* start Data records *
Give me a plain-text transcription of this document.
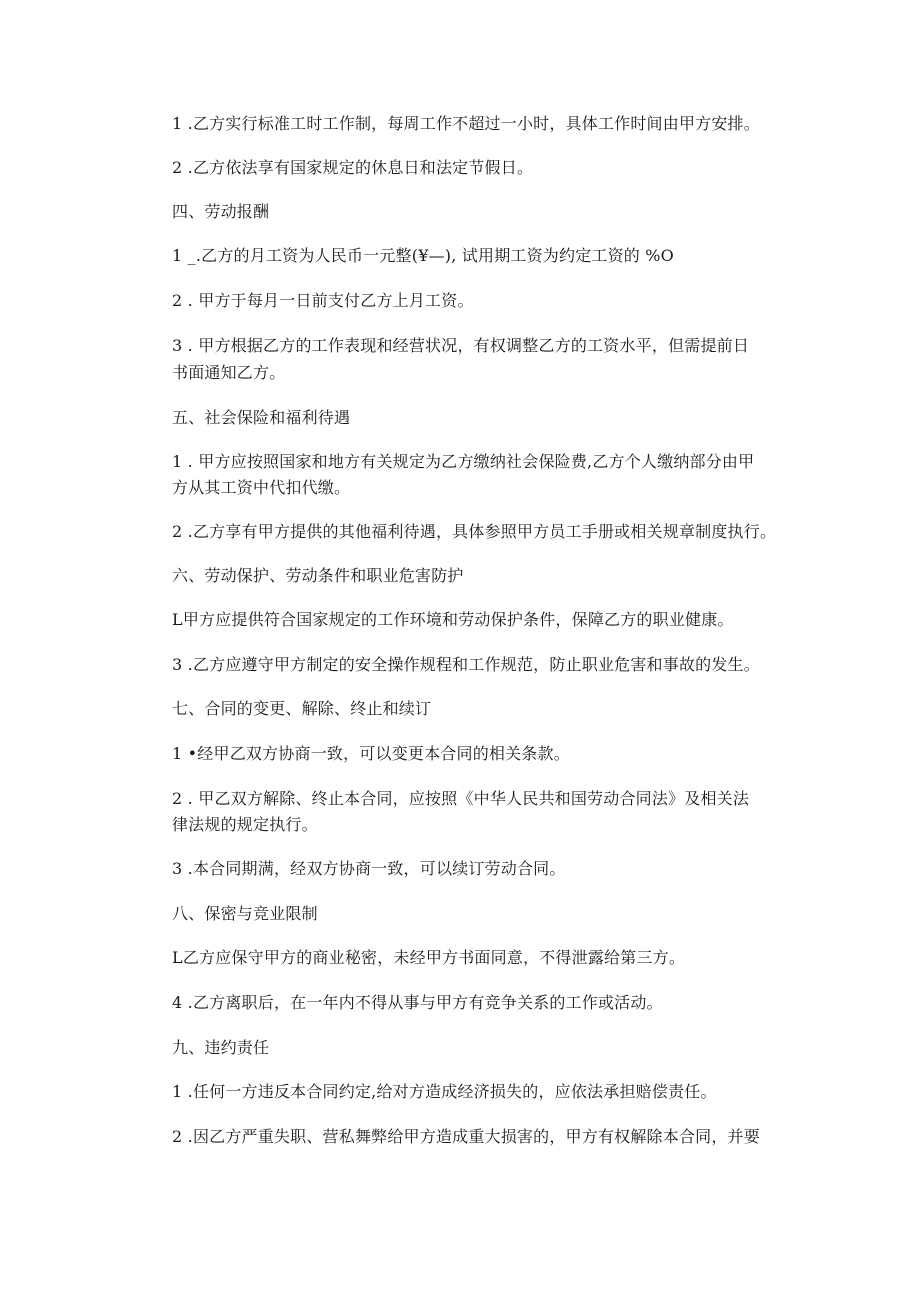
1 .乙方实行标准工时工作制，每周工作不超过一小时，具体工作时间由甲方安排。
2 .乙方依法享有国家规定的休息日和法定节假日。
四、劳动报酬
1 _.乙方的月工资为人民币一元整(¥—), 试用期工资为约定工资的 %O
2 . 甲方于每月一日前支付乙方上月工资。
3 . 甲方根据乙方的工作表现和经营状况，有权调整乙方的工资水平，但需提前日
书面通知乙方。
五、社会保险和福利待遇
1 . 甲方应按照国家和地方有关规定为乙方缴纳社会保险费,乙方个人缴纳部分由甲
方从其工资中代扣代缴。
2 .乙方享有甲方提供的其他福利待遇，具体参照甲方员工手册或相关规章制度执行。
六、劳动保护、劳动条件和职业危害防护
L甲方应提供符合国家规定的工作环境和劳动保护条件，保障乙方的职业健康。
3 .乙方应遵守甲方制定的安全操作规程和工作规范，防止职业危害和事故的发生。
七、合同的变更、解除、终止和续订
1 •经甲乙双方协商一致，可以变更本合同的相关条款。
2 . 甲乙双方解除、终止本合同，应按照《中华人民共和国劳动合同法》及相关法
律法规的规定执行。
3 .本合同期满，经双方协商一致，可以续订劳动合同。
八、保密与竞业限制
L乙方应保守甲方的商业秘密，未经甲方书面同意，不得泄露给第三方。
4 .乙方离职后，在一年内不得从事与甲方有竞争关系的工作或活动。
九、违约责任
1 .任何一方违反本合同约定,给对方造成经济损失的，应依法承担赔偿责任。
2 .因乙方严重失职、营私舞弊给甲方造成重大损害的，甲方有权解除本合同，并要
* end Data records *
Goal of the exercise - Leaving out the pictures, repeat the data above exactly.

Result of this task -
Give me a plain-text transcription of this document.
1 .乙方实行标准工时工作制，每周工作不超过一小时，具体工作时间由甲方安排。
2 .乙方依法享有国家规定的休息日和法定节假日。
四、劳动报酬
1 _.乙方的月工资为人民币一元整(¥—), 试用期工资为约定工资的 %O
2 . 甲方于每月一日前支付乙方上月工资。
3 . 甲方根据乙方的工作表现和经营状况，有权调整乙方的工资水平，但需提前日
书面通知乙方。
五、社会保险和福利待遇
1 . 甲方应按照国家和地方有关规定为乙方缴纳社会保险费,乙方个人缴纳部分由甲
方从其工资中代扣代缴。
2 .乙方享有甲方提供的其他福利待遇，具体参照甲方员工手册或相关规章制度执行。
六、劳动保护、劳动条件和职业危害防护
L甲方应提供符合国家规定的工作环境和劳动保护条件，保障乙方的职业健康。
3 .乙方应遵守甲方制定的安全操作规程和工作规范，防止职业危害和事故的发生。
七、合同的变更、解除、终止和续订
1 •经甲乙双方协商一致，可以变更本合同的相关条款。
2 . 甲乙双方解除、终止本合同，应按照《中华人民共和国劳动合同法》及相关法
律法规的规定执行。
3 .本合同期满，经双方协商一致，可以续订劳动合同。
八、保密与竞业限制
L乙方应保守甲方的商业秘密，未经甲方书面同意，不得泄露给第三方。
4 .乙方离职后，在一年内不得从事与甲方有竞争关系的工作或活动。
九、违约责任
1 .任何一方违反本合同约定,给对方造成经济损失的，应依法承担赔偿责任。
2 .因乙方严重失职、营私舞弊给甲方造成重大损害的，甲方有权解除本合同，并要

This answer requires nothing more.